Analogues of peptide 9–21 of glycoprotein D of herpes simplex virus and their binding to group VII monoclonal antibodies

Summary Several analogues of the amino acid sequence of peptide 9–21 of glycoprotein D of herpes simplex virus type 1 (HSV-1) were synthesized and investigated for reactivity with different group VII monoclonal antibodies, Mabs LP14, ID3, 170, HD4, A16, E_II-24 and E_V-10, in a competition enzyme-linked immunosorbent assay (ELISA). Replacement of Arg at position 16 by His resulted in a loss of binding with the group VII Mabs. Substitution of Pro at residue 14 by Leu gave a reduced binding for a number of Mabs and loss of binding for Mab A16. Substitution of Lys at position 10 by Glu gave reduced binding for three out of the seven Mabs. In addition substitutions of Met at position 11 by norleucine and oxidized Met were studied. The boundaries of the epitope cluster were mapped by studying synthetic variants of peptide 9–21 which were shorter either at the C-terminus or at the N-terminus, or both. Peptide 10–18 and peptide 9–17 were the shortest peptides, which were still reactive with the group VII Mabs. Mab HD4 requires the N-terminus of peptide 9–21 for effective binding, while for binding of other Mabs contribution of the residues in the C-terminal part of this peptide is more important.

- ENTRIES SUPPLIED:
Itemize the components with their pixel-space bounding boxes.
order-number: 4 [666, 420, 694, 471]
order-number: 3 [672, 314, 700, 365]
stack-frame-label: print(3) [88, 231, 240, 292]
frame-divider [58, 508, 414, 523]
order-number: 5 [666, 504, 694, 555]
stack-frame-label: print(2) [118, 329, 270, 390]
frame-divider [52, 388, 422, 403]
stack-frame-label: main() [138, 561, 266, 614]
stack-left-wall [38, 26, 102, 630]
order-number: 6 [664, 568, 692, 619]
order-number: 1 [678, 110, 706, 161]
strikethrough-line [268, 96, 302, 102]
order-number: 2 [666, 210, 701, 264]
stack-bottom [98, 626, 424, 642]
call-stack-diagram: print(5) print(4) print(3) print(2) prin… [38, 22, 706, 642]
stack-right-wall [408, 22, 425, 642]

- PROBLEM: Could you rewrite the paragraph beginning "Summary Several analogues" in the herpes simplex peptide text as a brief list that keeps its main facts?

- RESULT FOR THIS TASK:
- Analogues of peptide 9–21 of HSV-1 glycoprotein D were synthesized and tested by competition ELISA against seven group VII monoclonal antibodies: LP14, ID3, 170, HD4, A16, E_II-24 and E_V-10.
- Arg16 → His: binding to the group VII Mabs was lost.
- Pro14 → Leu: binding to several Mabs was reduced, and binding to A16 was lost.
- Lys10 → Glu: binding to three of the seven Mabs was reduced.
- Met11 was also replaced with norleucine and with oxidized Met.
- Epitope boundaries were mapped with variants shortened at the C-terminus, the N-terminus, or both. Peptides 10–18 and 9–17 were the shortest still reactive.
- HD4 needs the N-terminus of the peptide to bind effectively. The other Mabs depend more on C-terminal residues.